## ENUNCIADO A
Repita sem alterações tudo o que consta nos registros, desde o início deles até a linha que contém "y-tick-label: 4,000 [99, 342, 127, 354]", ambas incluídas.

## TEXTO DA PÁGINA
··········

A imagem de Jesus Cristo que conhecemos pela arte sacra é, quase sempre, um homem branco, barbas fartas, cabelos castanhos longos e olhos azuis. Esse é o Jesus caucasiano, o de olhos claros, que vem do Renascimento italiano. Contudo, Jesus não é europeu, como bem sabemos, mas um judeu com suas características peculiares – um homem típico do Oriente Médio. Precisamos pensar em resgatar e apresentar esse ser humano concreto que habitou na Palestina no início da era cristã, e não essa idealização cultural da aparência de Jesus, que tem objetivos, muitas vezes, escusos e dominadores.
Se encaixarmos essa imagem criada pela arte sacra, especialmente a da renascença italiana, neste texto de João que lemos, não vai dar para ter muita coerência. Aquela imagem doce e meiga do Jesus que conhecemos por essas expressões artísticas não combinam com o sujeito irado que enfrentou os camelôs de Jerusalém.
A imagem do Jesus zangado e bravo pode ser um tanto chocante para nós, mas ela é extremamente necessária. É possível que muitos ousem a dizer que: “Não quero esse Jesus! Tá muito agressivo!”, mas não temos como fugir da verdade textual bíblica. Precisamos enxergar quem é Jesus como um todo, manso e meigo, sim, mas também irado e zangado.

··········

## ENUNCIADO B
Segundo o texto sobre a imagem de Jesus, de que período artístico provém o Jesus caucasiano de olhos claros?

## DADOS DE ORIGEM
··········

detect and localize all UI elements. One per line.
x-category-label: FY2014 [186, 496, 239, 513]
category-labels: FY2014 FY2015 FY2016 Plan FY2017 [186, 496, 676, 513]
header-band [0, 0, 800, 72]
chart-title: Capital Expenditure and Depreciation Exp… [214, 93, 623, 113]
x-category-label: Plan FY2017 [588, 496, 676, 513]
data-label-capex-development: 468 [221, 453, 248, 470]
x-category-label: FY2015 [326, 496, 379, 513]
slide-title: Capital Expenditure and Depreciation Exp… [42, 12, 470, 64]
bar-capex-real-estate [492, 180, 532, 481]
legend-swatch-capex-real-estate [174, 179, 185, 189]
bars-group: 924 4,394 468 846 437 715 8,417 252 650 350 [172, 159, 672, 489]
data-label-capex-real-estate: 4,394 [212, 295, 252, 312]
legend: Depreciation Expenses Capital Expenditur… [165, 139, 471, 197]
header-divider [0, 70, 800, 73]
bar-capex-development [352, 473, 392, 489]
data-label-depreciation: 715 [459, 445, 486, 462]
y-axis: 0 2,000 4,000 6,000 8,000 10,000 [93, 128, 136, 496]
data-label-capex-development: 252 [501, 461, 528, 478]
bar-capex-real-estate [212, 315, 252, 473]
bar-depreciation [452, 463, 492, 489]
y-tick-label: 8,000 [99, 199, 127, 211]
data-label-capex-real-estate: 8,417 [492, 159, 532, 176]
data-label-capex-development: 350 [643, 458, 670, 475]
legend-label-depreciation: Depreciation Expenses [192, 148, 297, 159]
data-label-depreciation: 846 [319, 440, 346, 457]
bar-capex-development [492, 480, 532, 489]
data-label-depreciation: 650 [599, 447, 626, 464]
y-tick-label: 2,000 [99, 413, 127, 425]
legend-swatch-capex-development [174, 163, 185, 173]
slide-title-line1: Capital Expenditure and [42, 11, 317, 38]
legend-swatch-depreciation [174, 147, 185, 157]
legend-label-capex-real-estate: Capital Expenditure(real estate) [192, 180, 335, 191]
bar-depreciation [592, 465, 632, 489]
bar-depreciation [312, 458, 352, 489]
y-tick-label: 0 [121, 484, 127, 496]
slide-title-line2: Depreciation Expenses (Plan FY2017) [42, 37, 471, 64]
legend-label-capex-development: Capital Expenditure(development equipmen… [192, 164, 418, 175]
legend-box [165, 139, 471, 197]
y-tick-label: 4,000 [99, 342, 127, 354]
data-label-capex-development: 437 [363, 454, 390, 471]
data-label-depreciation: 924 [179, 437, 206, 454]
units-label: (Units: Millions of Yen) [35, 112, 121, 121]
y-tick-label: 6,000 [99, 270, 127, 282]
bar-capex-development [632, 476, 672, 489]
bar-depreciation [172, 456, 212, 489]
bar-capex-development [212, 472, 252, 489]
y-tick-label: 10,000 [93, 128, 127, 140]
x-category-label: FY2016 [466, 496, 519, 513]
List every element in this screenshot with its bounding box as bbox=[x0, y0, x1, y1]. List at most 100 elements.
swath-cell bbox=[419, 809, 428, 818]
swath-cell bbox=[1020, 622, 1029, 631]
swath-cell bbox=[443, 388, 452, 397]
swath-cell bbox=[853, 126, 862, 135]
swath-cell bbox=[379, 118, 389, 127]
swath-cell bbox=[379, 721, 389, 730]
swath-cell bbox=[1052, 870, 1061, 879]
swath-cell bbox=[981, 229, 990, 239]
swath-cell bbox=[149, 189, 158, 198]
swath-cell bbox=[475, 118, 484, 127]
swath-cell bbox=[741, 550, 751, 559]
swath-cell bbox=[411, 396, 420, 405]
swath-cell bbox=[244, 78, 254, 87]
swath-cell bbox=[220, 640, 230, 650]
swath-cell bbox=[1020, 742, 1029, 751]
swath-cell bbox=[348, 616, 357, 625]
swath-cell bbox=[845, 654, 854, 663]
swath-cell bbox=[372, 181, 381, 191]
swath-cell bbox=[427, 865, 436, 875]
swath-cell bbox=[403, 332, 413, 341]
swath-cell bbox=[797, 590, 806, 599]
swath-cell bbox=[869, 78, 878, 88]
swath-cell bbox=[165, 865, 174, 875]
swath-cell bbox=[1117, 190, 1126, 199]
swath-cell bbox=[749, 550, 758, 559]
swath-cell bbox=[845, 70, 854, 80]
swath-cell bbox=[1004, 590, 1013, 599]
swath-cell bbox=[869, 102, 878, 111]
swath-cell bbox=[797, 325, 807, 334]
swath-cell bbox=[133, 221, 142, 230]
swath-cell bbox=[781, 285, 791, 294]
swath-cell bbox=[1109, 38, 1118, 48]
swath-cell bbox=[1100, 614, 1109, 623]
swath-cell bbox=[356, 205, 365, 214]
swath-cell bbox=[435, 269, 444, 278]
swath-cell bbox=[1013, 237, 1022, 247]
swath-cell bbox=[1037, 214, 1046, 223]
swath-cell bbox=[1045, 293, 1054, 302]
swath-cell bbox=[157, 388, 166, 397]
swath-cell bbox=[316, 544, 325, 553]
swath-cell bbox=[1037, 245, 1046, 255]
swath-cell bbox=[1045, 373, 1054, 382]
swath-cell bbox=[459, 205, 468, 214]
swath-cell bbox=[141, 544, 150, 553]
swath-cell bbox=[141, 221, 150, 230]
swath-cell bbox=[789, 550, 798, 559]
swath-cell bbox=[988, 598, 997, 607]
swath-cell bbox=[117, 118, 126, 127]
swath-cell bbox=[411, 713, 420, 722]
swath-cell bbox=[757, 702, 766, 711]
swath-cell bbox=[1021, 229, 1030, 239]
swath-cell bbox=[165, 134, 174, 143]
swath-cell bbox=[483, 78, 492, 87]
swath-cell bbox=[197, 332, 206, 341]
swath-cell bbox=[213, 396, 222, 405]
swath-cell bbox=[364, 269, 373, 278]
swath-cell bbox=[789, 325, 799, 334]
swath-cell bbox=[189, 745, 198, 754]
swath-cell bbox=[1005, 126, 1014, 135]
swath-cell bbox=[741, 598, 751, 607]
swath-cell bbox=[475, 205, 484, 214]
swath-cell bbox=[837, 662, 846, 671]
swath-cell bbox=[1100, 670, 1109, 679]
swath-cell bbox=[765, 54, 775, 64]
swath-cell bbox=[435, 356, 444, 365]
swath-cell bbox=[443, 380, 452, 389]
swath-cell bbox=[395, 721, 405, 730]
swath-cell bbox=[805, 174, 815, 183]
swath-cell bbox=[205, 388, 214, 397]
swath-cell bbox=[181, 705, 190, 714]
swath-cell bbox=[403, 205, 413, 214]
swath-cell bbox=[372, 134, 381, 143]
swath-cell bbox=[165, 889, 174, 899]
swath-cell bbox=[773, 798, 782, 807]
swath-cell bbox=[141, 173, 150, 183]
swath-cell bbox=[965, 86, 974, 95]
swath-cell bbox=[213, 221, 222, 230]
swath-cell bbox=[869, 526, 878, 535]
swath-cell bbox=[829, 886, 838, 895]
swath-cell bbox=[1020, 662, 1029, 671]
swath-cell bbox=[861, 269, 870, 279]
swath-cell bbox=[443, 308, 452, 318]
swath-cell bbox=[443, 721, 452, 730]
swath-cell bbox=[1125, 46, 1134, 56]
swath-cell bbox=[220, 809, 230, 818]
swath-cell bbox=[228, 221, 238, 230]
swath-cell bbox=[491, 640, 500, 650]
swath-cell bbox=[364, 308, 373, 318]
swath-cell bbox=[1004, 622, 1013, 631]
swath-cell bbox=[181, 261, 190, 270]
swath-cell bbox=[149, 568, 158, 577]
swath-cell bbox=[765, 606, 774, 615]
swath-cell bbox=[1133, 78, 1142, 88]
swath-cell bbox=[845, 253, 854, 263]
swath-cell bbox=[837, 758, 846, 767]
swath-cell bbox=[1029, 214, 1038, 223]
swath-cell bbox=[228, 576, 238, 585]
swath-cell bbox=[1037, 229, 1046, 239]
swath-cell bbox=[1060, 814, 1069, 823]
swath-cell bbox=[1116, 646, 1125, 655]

··········

## RESOLUÇÃO ESCRITA A
detect and localize all UI elements. One per line.
x-category-label: FY2014 [186, 496, 239, 513]
category-labels: FY2014 FY2015 FY2016 Plan FY2017 [186, 496, 676, 513]
header-band [0, 0, 800, 72]
chart-title: Capital Expenditure and Depreciation Exp… [214, 93, 623, 113]
x-category-label: Plan FY2017 [588, 496, 676, 513]
data-label-capex-development: 468 [221, 453, 248, 470]
x-category-label: FY2015 [326, 496, 379, 513]
slide-title: Capital Expenditure and Depreciation Exp… [42, 12, 470, 64]
bar-capex-real-estate [492, 180, 532, 481]
legend-swatch-capex-real-estate [174, 179, 185, 189]
bars-group: 924 4,394 468 846 437 715 8,417 252 650 350 [172, 159, 672, 489]
data-label-capex-real-estate: 4,394 [212, 295, 252, 312]
legend: Depreciation Expenses Capital Expenditur… [165, 139, 471, 197]
header-divider [0, 70, 800, 73]
bar-capex-development [352, 473, 392, 489]
data-label-depreciation: 715 [459, 445, 486, 462]
y-axis: 0 2,000 4,000 6,000 8,000 10,000 [93, 128, 136, 496]
data-label-capex-development: 252 [501, 461, 528, 478]
bar-capex-real-estate [212, 315, 252, 473]
bar-depreciation [452, 463, 492, 489]
y-tick-label: 8,000 [99, 199, 127, 211]
data-label-capex-real-estate: 8,417 [492, 159, 532, 176]
data-label-capex-development: 350 [643, 458, 670, 475]
legend-label-depreciation: Depreciation Expenses [192, 148, 297, 159]
data-label-depreciation: 846 [319, 440, 346, 457]
bar-capex-development [492, 480, 532, 489]
data-label-depreciation: 650 [599, 447, 626, 464]
y-tick-label: 2,000 [99, 413, 127, 425]
legend-swatch-capex-development [174, 163, 185, 173]
slide-title-line1: Capital Expenditure and [42, 11, 317, 38]
legend-swatch-depreciation [174, 147, 185, 157]
legend-label-capex-real-estate: Capital Expenditure(real estate) [192, 180, 335, 191]
bar-depreciation [592, 465, 632, 489]
bar-depreciation [312, 458, 352, 489]
y-tick-label: 0 [121, 484, 127, 496]
slide-title-line2: Depreciation Expenses (Plan FY2017) [42, 37, 471, 64]
legend-label-capex-development: Capital Expenditure(development equipmen… [192, 164, 418, 175]
legend-box [165, 139, 471, 197]
y-tick-label: 4,000 [99, 342, 127, 354]

## RESOLUÇÃO ESCRITA B
Do Renascimento italiano.